EXERCISE GOAL: With the images removed, repeat the data below exactly.

Collection entries:

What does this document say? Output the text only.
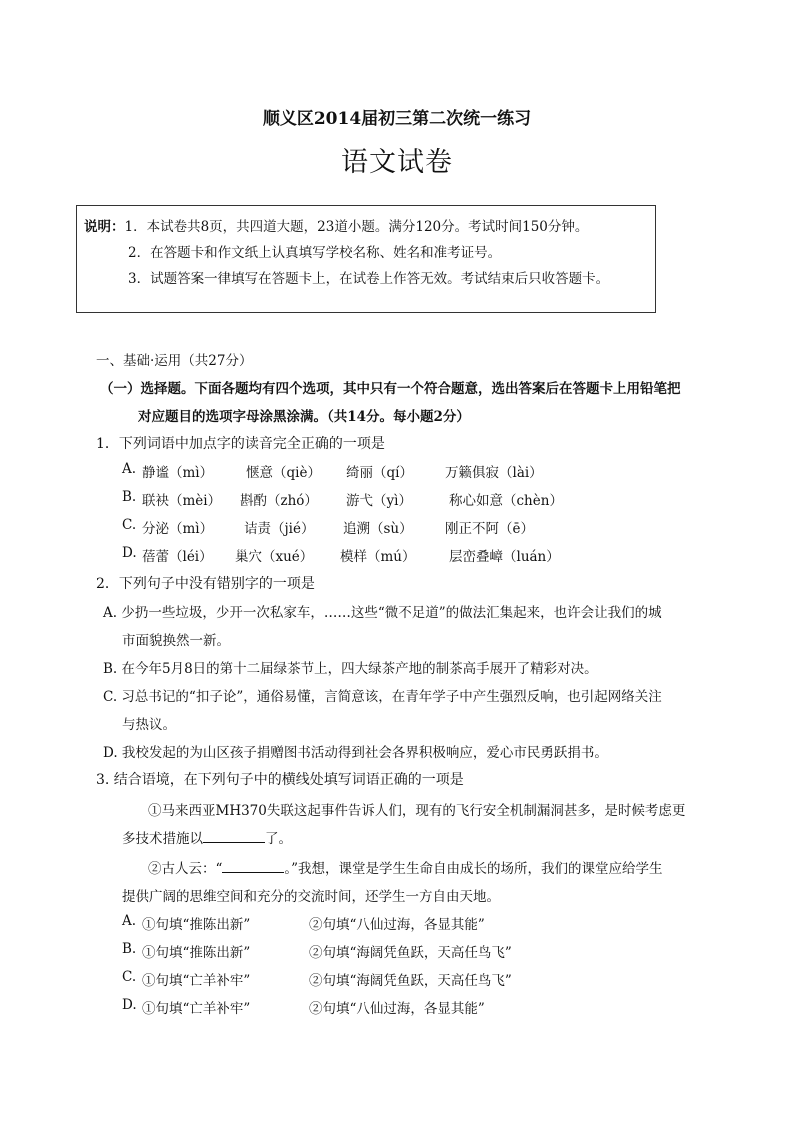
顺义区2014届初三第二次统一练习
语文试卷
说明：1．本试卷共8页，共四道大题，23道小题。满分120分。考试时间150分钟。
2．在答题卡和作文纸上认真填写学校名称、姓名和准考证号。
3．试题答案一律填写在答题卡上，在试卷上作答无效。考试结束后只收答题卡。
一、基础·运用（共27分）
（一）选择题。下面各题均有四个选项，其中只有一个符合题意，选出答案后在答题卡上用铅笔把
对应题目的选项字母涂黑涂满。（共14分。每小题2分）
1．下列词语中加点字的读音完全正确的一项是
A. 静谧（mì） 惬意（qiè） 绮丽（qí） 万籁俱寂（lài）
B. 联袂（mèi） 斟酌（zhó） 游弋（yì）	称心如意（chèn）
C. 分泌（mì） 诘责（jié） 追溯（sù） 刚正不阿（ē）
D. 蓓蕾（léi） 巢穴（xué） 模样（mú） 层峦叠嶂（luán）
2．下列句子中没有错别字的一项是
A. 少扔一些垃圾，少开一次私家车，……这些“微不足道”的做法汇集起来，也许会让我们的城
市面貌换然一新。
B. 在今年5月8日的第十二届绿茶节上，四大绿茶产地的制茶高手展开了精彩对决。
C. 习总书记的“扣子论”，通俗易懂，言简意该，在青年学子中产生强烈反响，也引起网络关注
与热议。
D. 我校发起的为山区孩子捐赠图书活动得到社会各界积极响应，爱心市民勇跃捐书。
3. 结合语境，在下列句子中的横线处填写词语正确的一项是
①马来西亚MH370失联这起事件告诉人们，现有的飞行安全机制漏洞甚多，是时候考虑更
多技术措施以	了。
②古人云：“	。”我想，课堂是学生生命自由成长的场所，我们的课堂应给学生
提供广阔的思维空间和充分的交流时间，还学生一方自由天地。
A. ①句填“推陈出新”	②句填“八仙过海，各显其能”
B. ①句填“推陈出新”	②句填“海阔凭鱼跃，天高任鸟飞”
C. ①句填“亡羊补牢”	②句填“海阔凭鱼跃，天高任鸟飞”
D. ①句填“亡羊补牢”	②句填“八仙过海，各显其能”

OUTPUT FOR THIS EXERCISE:
What does this document say? Output the text only.
顺义区2014届初三第二次统一练习
语文试卷
说明：1．本试卷共8页，共四道大题，23道小题。满分120分。考试时间150分钟。
2．在答题卡和作文纸上认真填写学校名称、姓名和准考证号。
3．试题答案一律填写在答题卡上，在试卷上作答无效。考试结束后只收答题卡。
一、基础·运用（共27分）
（一）选择题。下面各题均有四个选项，其中只有一个符合题意，选出答案后在答题卡上用铅笔把
对应题目的选项字母涂黑涂满。（共14分。每小题2分）
1．下列词语中加点字的读音完全正确的一项是
A. 静谧（mì） 惬意（qiè） 绮丽（qí） 万籁俱寂（lài）
B. 联袂（mèi） 斟酌（zhó） 游弋（yì）	称心如意（chèn）
C. 分泌（mì） 诘责（jié） 追溯（sù） 刚正不阿（ē）
D. 蓓蕾（léi） 巢穴（xué） 模样（mú） 层峦叠嶂（luán）
2．下列句子中没有错别字的一项是
A. 少扔一些垃圾，少开一次私家车，……这些“微不足道”的做法汇集起来，也许会让我们的城
市面貌换然一新。
B. 在今年5月8日的第十二届绿茶节上，四大绿茶产地的制茶高手展开了精彩对决。
C. 习总书记的“扣子论”，通俗易懂，言简意该，在青年学子中产生强烈反响，也引起网络关注
与热议。
D. 我校发起的为山区孩子捐赠图书活动得到社会各界积极响应，爱心市民勇跃捐书。
3. 结合语境，在下列句子中的横线处填写词语正确的一项是
①马来西亚MH370失联这起事件告诉人们，现有的飞行安全机制漏洞甚多，是时候考虑更
多技术措施以	了。
②古人云：“	。”我想，课堂是学生生命自由成长的场所，我们的课堂应给学生
提供广阔的思维空间和充分的交流时间，还学生一方自由天地。
A. ①句填“推陈出新”	②句填“八仙过海，各显其能”
B. ①句填“推陈出新”	②句填“海阔凭鱼跃，天高任鸟飞”
C. ①句填“亡羊补牢”	②句填“海阔凭鱼跃，天高任鸟飞”
D. ①句填“亡羊补牢”	②句填“八仙过海，各显其能”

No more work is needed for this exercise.